Exercise requirements: Output an exact reproduction of the data.

Dataset records

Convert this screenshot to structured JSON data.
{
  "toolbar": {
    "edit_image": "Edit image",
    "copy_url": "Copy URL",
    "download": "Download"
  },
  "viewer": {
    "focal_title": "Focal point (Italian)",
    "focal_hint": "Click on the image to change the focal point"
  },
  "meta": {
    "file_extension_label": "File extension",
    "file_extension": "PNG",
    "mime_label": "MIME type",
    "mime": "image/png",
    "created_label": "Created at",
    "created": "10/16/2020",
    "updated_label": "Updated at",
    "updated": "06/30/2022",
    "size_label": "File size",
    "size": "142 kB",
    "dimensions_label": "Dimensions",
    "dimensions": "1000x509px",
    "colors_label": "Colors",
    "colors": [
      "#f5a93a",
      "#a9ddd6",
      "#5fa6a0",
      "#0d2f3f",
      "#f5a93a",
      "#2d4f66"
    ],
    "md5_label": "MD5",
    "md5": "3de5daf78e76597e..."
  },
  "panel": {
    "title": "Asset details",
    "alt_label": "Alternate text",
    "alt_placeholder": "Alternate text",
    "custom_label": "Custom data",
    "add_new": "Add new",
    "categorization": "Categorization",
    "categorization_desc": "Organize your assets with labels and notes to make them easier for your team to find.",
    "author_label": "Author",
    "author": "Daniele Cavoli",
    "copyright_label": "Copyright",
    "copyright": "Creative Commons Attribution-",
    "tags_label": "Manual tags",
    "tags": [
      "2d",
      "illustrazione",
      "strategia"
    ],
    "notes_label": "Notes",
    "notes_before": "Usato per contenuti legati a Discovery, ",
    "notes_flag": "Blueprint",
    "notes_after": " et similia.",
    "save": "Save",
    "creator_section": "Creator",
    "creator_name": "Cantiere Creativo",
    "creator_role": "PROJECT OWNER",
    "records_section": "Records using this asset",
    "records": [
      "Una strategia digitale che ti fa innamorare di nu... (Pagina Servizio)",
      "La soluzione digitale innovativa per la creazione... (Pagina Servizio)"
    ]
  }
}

Complete answer:
Convert this screenshot to structured JSON data.
{
  "toolbar": {
    "edit_image": "Edit image",
    "copy_url": "Copy URL",
    "download": "Download"
  },
  "viewer": {
    "focal_title": "Focal point (Italian)",
    "focal_hint": "Click on the image to change the focal point"
  },
  "meta": {
    "file_extension_label": "File extension",
    "file_extension": "PNG",
    "mime_label": "MIME type",
    "mime": "image/png",
    "created_label": "Created at",
    "created": "10/16/2020",
    "updated_label": "Updated at",
    "updated": "06/30/2022",
    "size_label": "File size",
    "size": "142 kB",
    "dimensions_label": "Dimensions",
    "dimensions": "1000x509px",
    "colors_label": "Colors",
    "colors": [
      "#f5a93a",
      "#a9ddd6",
      "#5fa6a0",
      "#0d2f3f",
      "#f5a93a",
      "#2d4f66"
    ],
    "md5_label": "MD5",
    "md5": "3de5daf78e76597e..."
  },
  "panel": {
    "title": "Asset details",
    "alt_label": "Alternate text",
    "alt_placeholder": "Alternate text",
    "custom_label": "Custom data",
    "add_new": "Add new",
    "categorization": "Categorization",
    "categorization_desc": "Organize your assets with labels and notes to make them easier for your team to find.",
    "author_label": "Author",
    "author": "Daniele Cavoli",
    "copyright_label": "Copyright",
    "copyright": "Creative Commons Attribution-",
    "tags_label": "Manual tags",
    "tags": [
      "2d",
      "illustrazione",
      "strategia"
    ],
    "notes_label": "Notes",
    "notes_before": "Usato per contenuti legati a Discovery, ",
    "notes_flag": "Blueprint",
    "notes_after": " et similia.",
    "save": "Save",
    "creator_section": "Creator",
    "creator_name": "Cantiere Creativo",
    "creator_role": "PROJECT OWNER",
    "records_section": "Records using this asset",
    "records": [
      "Una strategia digitale che ti fa innamorare di nu... (Pagina Servizio)",
      "La soluzione digitale innovativa per la creazione... (Pagina Servizio)"
    ]
  }
}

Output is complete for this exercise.